--- start Material provided ---

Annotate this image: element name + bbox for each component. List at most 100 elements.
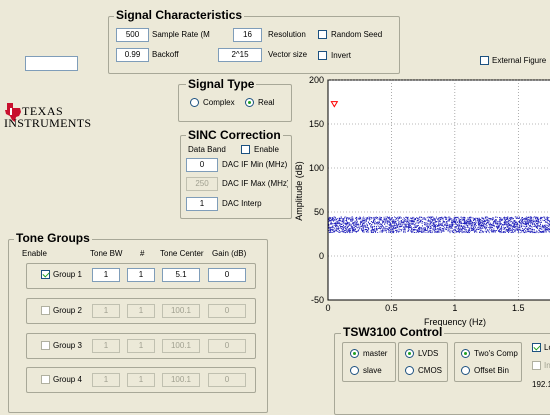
noise-point bbox=[367, 225, 368, 226]
noise-point bbox=[343, 228, 344, 229]
noise-point bbox=[398, 231, 399, 232]
noise-point bbox=[434, 218, 435, 219]
noise-point bbox=[530, 225, 531, 226]
noise-point bbox=[455, 217, 456, 218]
noise-point bbox=[339, 225, 340, 226]
noise-point bbox=[419, 219, 420, 220]
noise-point bbox=[451, 225, 452, 226]
noise-point bbox=[505, 232, 506, 233]
noise-point bbox=[407, 219, 408, 220]
noise-point bbox=[395, 219, 396, 220]
noise-point bbox=[518, 232, 519, 233]
noise-point bbox=[449, 231, 450, 232]
noise-point bbox=[545, 232, 546, 233]
noise-point bbox=[467, 232, 468, 233]
noise-point bbox=[333, 227, 334, 228]
noise-point bbox=[460, 228, 461, 229]
noise-point bbox=[541, 232, 542, 233]
noise-point bbox=[350, 217, 351, 218]
noise-point bbox=[495, 232, 496, 233]
noise-point bbox=[531, 229, 532, 230]
noise-point bbox=[491, 229, 492, 230]
noise-point bbox=[371, 221, 372, 222]
noise-point bbox=[405, 231, 406, 232]
noise-point bbox=[526, 221, 527, 222]
noise-point bbox=[388, 227, 389, 228]
noise-point bbox=[470, 223, 471, 224]
noise-point bbox=[480, 219, 481, 220]
noise-point bbox=[475, 221, 476, 222]
noise-point bbox=[405, 217, 406, 218]
noise-point bbox=[392, 219, 393, 220]
clipped-disabled-checkbox[interactable] bbox=[532, 361, 541, 370]
noise-point bbox=[353, 227, 354, 228]
lvds-radio[interactable] bbox=[405, 349, 414, 358]
offset-bin-radio[interactable] bbox=[461, 366, 470, 375]
noise-point bbox=[529, 228, 530, 229]
noise-point bbox=[478, 227, 479, 228]
noise-point bbox=[474, 219, 475, 220]
noise-point bbox=[448, 231, 449, 232]
noise-point bbox=[487, 230, 488, 231]
noise-point bbox=[429, 231, 430, 232]
noise-point bbox=[513, 222, 514, 223]
noise-point bbox=[532, 229, 533, 230]
noise-point bbox=[405, 232, 406, 233]
slave-radio[interactable] bbox=[350, 366, 359, 375]
noise-point bbox=[482, 218, 483, 219]
noise-point bbox=[377, 223, 378, 224]
noise-point bbox=[504, 219, 505, 220]
noise-point bbox=[419, 227, 420, 228]
noise-point bbox=[421, 232, 422, 233]
noise-point bbox=[360, 218, 361, 219]
noise-point bbox=[448, 217, 449, 218]
noise-point bbox=[480, 227, 481, 228]
noise-point bbox=[506, 221, 507, 222]
noise-point bbox=[501, 226, 502, 227]
noise-point bbox=[506, 225, 507, 226]
noise-point bbox=[401, 222, 402, 223]
noise-point bbox=[533, 232, 534, 233]
noise-point bbox=[374, 230, 375, 231]
noise-point bbox=[382, 222, 383, 223]
clipped-checkbox[interactable] bbox=[532, 343, 541, 352]
noise-point bbox=[441, 231, 442, 232]
noise-point bbox=[458, 229, 459, 230]
noise-point bbox=[442, 225, 443, 226]
noise-point bbox=[516, 218, 517, 219]
master-radio[interactable] bbox=[350, 349, 359, 358]
noise-point bbox=[383, 226, 384, 227]
noise-point bbox=[392, 221, 393, 222]
noise-point bbox=[403, 227, 404, 228]
noise-point bbox=[499, 232, 500, 233]
noise-point bbox=[519, 217, 520, 218]
twos-comp-radio[interactable] bbox=[461, 349, 470, 358]
noise-point bbox=[432, 228, 433, 229]
noise-point bbox=[414, 221, 415, 222]
cmos-radio[interactable] bbox=[405, 366, 414, 375]
noise-point bbox=[444, 225, 445, 226]
noise-point bbox=[544, 227, 545, 228]
noise-point bbox=[519, 225, 520, 226]
noise-point bbox=[496, 224, 497, 225]
noise-point bbox=[380, 219, 381, 220]
noise-point bbox=[469, 228, 470, 229]
noise-point bbox=[540, 232, 541, 233]
noise-point bbox=[430, 221, 431, 222]
noise-point bbox=[427, 217, 428, 218]
noise-point bbox=[486, 223, 487, 224]
noise-point bbox=[534, 223, 535, 224]
noise-point bbox=[396, 218, 397, 219]
noise-point bbox=[511, 217, 512, 218]
y-tick-label: 150 bbox=[309, 119, 324, 129]
noise-point bbox=[514, 224, 515, 225]
cmos-label: CMOS bbox=[418, 366, 442, 376]
noise-point bbox=[333, 231, 334, 232]
noise-point bbox=[386, 218, 387, 219]
noise-point bbox=[413, 232, 414, 233]
noise-point bbox=[466, 220, 467, 221]
noise-point bbox=[514, 221, 515, 222]
noise-point bbox=[514, 230, 515, 231]
noise-point bbox=[389, 232, 390, 233]
noise-point bbox=[490, 224, 491, 225]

--- end Material provided ---

[What you have to do]:
Return the records above line for line, without any pictures.

[Written solution]:
Annotate this image: element name + bbox for each component. List at most 100 elements.
noise-point bbox=[367, 225, 368, 226]
noise-point bbox=[343, 228, 344, 229]
noise-point bbox=[398, 231, 399, 232]
noise-point bbox=[434, 218, 435, 219]
noise-point bbox=[530, 225, 531, 226]
noise-point bbox=[455, 217, 456, 218]
noise-point bbox=[339, 225, 340, 226]
noise-point bbox=[419, 219, 420, 220]
noise-point bbox=[451, 225, 452, 226]
noise-point bbox=[505, 232, 506, 233]
noise-point bbox=[407, 219, 408, 220]
noise-point bbox=[395, 219, 396, 220]
noise-point bbox=[518, 232, 519, 233]
noise-point bbox=[449, 231, 450, 232]
noise-point bbox=[545, 232, 546, 233]
noise-point bbox=[467, 232, 468, 233]
noise-point bbox=[333, 227, 334, 228]
noise-point bbox=[460, 228, 461, 229]
noise-point bbox=[541, 232, 542, 233]
noise-point bbox=[350, 217, 351, 218]
noise-point bbox=[495, 232, 496, 233]
noise-point bbox=[531, 229, 532, 230]
noise-point bbox=[491, 229, 492, 230]
noise-point bbox=[371, 221, 372, 222]
noise-point bbox=[405, 231, 406, 232]
noise-point bbox=[526, 221, 527, 222]
noise-point bbox=[388, 227, 389, 228]
noise-point bbox=[470, 223, 471, 224]
noise-point bbox=[480, 219, 481, 220]
noise-point bbox=[475, 221, 476, 222]
noise-point bbox=[405, 217, 406, 218]
noise-point bbox=[392, 219, 393, 220]
clipped-disabled-checkbox[interactable] bbox=[532, 361, 541, 370]
noise-point bbox=[353, 227, 354, 228]
lvds-radio[interactable] bbox=[405, 349, 414, 358]
offset-bin-radio[interactable] bbox=[461, 366, 470, 375]
noise-point bbox=[529, 228, 530, 229]
noise-point bbox=[478, 227, 479, 228]
noise-point bbox=[474, 219, 475, 220]
noise-point bbox=[448, 231, 449, 232]
noise-point bbox=[487, 230, 488, 231]
noise-point bbox=[429, 231, 430, 232]
noise-point bbox=[513, 222, 514, 223]
noise-point bbox=[532, 229, 533, 230]
noise-point bbox=[405, 232, 406, 233]
slave-radio[interactable] bbox=[350, 366, 359, 375]
noise-point bbox=[482, 218, 483, 219]
noise-point bbox=[377, 223, 378, 224]
noise-point bbox=[504, 219, 505, 220]
noise-point bbox=[419, 227, 420, 228]
noise-point bbox=[421, 232, 422, 233]
noise-point bbox=[360, 218, 361, 219]
noise-point bbox=[448, 217, 449, 218]
noise-point bbox=[480, 227, 481, 228]
noise-point bbox=[506, 221, 507, 222]
noise-point bbox=[501, 226, 502, 227]
noise-point bbox=[506, 225, 507, 226]
noise-point bbox=[401, 222, 402, 223]
noise-point bbox=[533, 232, 534, 233]
noise-point bbox=[374, 230, 375, 231]
noise-point bbox=[382, 222, 383, 223]
clipped-checkbox[interactable] bbox=[532, 343, 541, 352]
noise-point bbox=[441, 231, 442, 232]
noise-point bbox=[458, 229, 459, 230]
noise-point bbox=[442, 225, 443, 226]
noise-point bbox=[516, 218, 517, 219]
master-radio[interactable] bbox=[350, 349, 359, 358]
noise-point bbox=[383, 226, 384, 227]
noise-point bbox=[392, 221, 393, 222]
noise-point bbox=[403, 227, 404, 228]
noise-point bbox=[499, 232, 500, 233]
noise-point bbox=[519, 217, 520, 218]
twos-comp-radio[interactable] bbox=[461, 349, 470, 358]
noise-point bbox=[432, 228, 433, 229]
noise-point bbox=[414, 221, 415, 222]
cmos-radio[interactable] bbox=[405, 366, 414, 375]
noise-point bbox=[444, 225, 445, 226]
noise-point bbox=[544, 227, 545, 228]
noise-point bbox=[519, 225, 520, 226]
noise-point bbox=[496, 224, 497, 225]
noise-point bbox=[380, 219, 381, 220]
noise-point bbox=[469, 228, 470, 229]
noise-point bbox=[540, 232, 541, 233]
noise-point bbox=[430, 221, 431, 222]
noise-point bbox=[427, 217, 428, 218]
noise-point bbox=[486, 223, 487, 224]
noise-point bbox=[534, 223, 535, 224]
noise-point bbox=[396, 218, 397, 219]
noise-point bbox=[511, 217, 512, 218]
y-tick-label: 150 bbox=[309, 119, 324, 129]
noise-point bbox=[514, 224, 515, 225]
cmos-label: CMOS bbox=[418, 366, 442, 376]
noise-point bbox=[333, 231, 334, 232]
noise-point bbox=[386, 218, 387, 219]
noise-point bbox=[413, 232, 414, 233]
noise-point bbox=[466, 220, 467, 221]
noise-point bbox=[514, 221, 515, 222]
noise-point bbox=[514, 230, 515, 231]
noise-point bbox=[389, 232, 390, 233]
noise-point bbox=[490, 224, 491, 225]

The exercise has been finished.